== Exercise text ==
'''

Meta recently lifted its 2026 capital expenditure guidance by $10 billion, to a range of $125 billion to $145 billion. JPMorgan now projects the company’s capex will climb 42% to $202 billion in 2027, resulting in negative free cash flow of $4 billion in 2026 and $24 billion in 2027.

Anmuth also flagged a cluster of near-term headwinds: tougher year-over-year comparisons, exposure to Middle East conflict, European regulatory implementation and foreign exchange pressure.

"For now, we’re moving to Neutral-rated & believe shares could remain pressured as investors look for greater clarity on agentic products and how Muse models will help drive incremental revenue beyond advertising," he added.

D.A. Davidson starts Micron at Buy with Street-high $1,000 target

Earlier in the week, D.A. Davidson initiated coverage of Micron Technology with a Buy rating and a $1,000 price target — the highest on Wall Street — noting that AI is reshaping the memory industry in ways the market has yet to fully price in.

"We believe artificial intelligence is creating a longer-than-usual memory cycle as compute deployment and demand generation exist in a positive feedback loop, creating a structurally higher ceiling for memory pricing and demand," analyst Gil Luria wrote.

Luria’s core argument is that prior memory cycles were constrained by a fixed demand ceiling — capacity additions eventually overtook demand, margins compressed, and the cycle turned. AI has disrupted that pattern. Each new compute deployment, he argues, "unlocks new use cases, creating incremental demand that didn’t exist before the infrastructure was built."

The analyst also points to the emergence of multi-year strategic customer agreements as a structural shift. Micron became the first memory supplier to announce a five-year supply deal in March; Samsung and SK Hynix are said to be in similar discussions with hyperscaler customers. The move away from one-year contracts, Luria argues, meaningfully improves demand visibility and pricing stability across the industry.

'''

== Brief A ==
In the analyst notes, what price target did D.A. Davidson set for Micron Technology?
== Brief B ==
Carry on the analyst notes from their last sentence.
The listing that comes next is separate material with no connection to the analyst notes.

== Dataset ==
'''

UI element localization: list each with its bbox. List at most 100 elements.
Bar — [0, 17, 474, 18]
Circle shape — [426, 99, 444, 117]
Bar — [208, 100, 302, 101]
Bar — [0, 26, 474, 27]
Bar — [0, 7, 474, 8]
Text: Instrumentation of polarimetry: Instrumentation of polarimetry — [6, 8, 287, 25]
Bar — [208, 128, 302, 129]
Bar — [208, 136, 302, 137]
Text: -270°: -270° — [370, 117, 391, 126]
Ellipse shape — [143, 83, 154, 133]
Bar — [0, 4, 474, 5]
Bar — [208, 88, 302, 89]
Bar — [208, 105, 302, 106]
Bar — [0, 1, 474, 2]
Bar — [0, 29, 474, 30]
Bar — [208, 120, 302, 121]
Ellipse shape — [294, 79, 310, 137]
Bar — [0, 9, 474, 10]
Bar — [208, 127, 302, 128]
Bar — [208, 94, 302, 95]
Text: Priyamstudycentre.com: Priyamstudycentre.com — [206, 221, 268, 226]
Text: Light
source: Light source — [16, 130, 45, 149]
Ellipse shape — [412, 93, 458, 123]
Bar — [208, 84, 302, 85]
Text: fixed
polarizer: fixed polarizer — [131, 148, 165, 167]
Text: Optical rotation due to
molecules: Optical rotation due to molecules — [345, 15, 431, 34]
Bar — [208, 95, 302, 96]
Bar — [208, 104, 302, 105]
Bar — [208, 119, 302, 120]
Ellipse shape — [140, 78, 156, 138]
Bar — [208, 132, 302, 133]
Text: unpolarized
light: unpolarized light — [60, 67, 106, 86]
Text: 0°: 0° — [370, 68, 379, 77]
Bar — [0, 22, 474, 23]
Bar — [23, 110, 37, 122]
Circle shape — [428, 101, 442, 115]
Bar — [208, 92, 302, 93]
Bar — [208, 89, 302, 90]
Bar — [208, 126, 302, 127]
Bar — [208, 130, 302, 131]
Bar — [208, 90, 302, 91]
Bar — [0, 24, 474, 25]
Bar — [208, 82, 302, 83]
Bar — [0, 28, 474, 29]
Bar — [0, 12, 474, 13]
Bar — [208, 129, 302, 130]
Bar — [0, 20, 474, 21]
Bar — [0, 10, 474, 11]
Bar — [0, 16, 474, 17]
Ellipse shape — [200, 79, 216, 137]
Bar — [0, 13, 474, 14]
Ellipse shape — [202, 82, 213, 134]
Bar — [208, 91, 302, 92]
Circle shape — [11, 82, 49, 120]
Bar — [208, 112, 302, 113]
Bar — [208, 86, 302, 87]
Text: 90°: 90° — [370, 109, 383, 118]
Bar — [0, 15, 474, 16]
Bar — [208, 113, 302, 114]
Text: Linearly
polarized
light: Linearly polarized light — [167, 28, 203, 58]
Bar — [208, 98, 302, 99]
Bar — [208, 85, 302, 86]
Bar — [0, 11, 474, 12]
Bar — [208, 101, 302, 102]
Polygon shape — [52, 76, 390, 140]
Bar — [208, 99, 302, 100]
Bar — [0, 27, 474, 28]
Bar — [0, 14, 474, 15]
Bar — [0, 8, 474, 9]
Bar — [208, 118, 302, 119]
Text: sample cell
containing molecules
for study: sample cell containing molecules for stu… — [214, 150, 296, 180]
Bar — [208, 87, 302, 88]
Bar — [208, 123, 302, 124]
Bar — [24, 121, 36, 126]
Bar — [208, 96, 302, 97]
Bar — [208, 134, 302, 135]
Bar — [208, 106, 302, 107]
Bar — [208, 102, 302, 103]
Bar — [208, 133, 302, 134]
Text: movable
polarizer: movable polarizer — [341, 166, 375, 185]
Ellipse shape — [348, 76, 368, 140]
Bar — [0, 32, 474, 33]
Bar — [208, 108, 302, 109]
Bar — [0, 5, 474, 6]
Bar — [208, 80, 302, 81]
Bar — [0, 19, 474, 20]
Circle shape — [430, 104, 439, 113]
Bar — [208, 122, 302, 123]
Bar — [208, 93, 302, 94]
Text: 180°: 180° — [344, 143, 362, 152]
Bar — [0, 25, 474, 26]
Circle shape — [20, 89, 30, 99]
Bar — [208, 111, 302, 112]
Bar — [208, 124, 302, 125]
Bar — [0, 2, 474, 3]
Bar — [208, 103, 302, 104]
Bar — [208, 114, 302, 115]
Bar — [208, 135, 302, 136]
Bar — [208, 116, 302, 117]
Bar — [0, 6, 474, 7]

'''

== Exercise result A ==
$1,000

== Exercise result B ==
"We are not arguing that there isn’t a cycle, just that the duration and extent of the cycle may not be priced in properly," he wrote.

On the product side, Luria highlights Micron’s node leadership — four consecutive generations in DRAM, three in NAND — as a compounding cost advantage. High-bandwidth memory is seen as the central growth driver, with Micron’s HBM market share expanding from roughly 5% in 2024 to approximately 21% by the second quarter of 2025, surpassing Samsung to become the second-largest supplier.

"The market is still framing the cycle through the lens of prior downturns, which appears to underestimate the demand environment, especially relative to the rest of the semi complex," Luria said. "Combined with Micron’s node leadership and what we see as a long duration earnings power story, we see meaningful upside to shares."

Mizuho upgrades CrowdStrike, downgrades Adobe in split call on AI positioning

In other rating changes this week, Mizuho analyst Gregg Moskowitz upgraded CrowdStrike to Outperform while cutting Adobe to Neutral, reflecting diverging views on how each company is navigating the AI landscape.

On CrowdStrike, Mizuho raised its price target to $520 from $490, citing healthy platform demand and a favorable risk/reward at current levels. Moskowitz pointed to Falcon Flex, hyperscaler marketplaces and AI security initiatives as key growth drivers, adding that he "fully expects CRWD to capitalize on AI security" and believes the company "arguably has the strongest set of offerings in the space."

He also flagged Project Glasswing as a potential catalyst, seeing "a legitimate possibility that Project Glasswing will catalyze good incremental business activity for CRWD over time." With shares trading at roughly 14x CY27 ARR, Moskowitz called the valuation "more reasonable" and the risk/reward favorable.

On Adobe, Mizuho cut its price target to $270 from $315, pointing to intensifying competition in the prosumer and SMB segments and "no clear catalyst for the stock." Moskowitz warned of a "risk of margin erosion" and now sees Adobe’s organic revenue and ARR CAGR over the next two to three years as "high-single-digits at best."

He acknowledged the company had "wrongly held off from downgrading given what appeared to be a compelling valuation."

"We see a generally balanced risk/reward profile on ADBE from here," he concluded.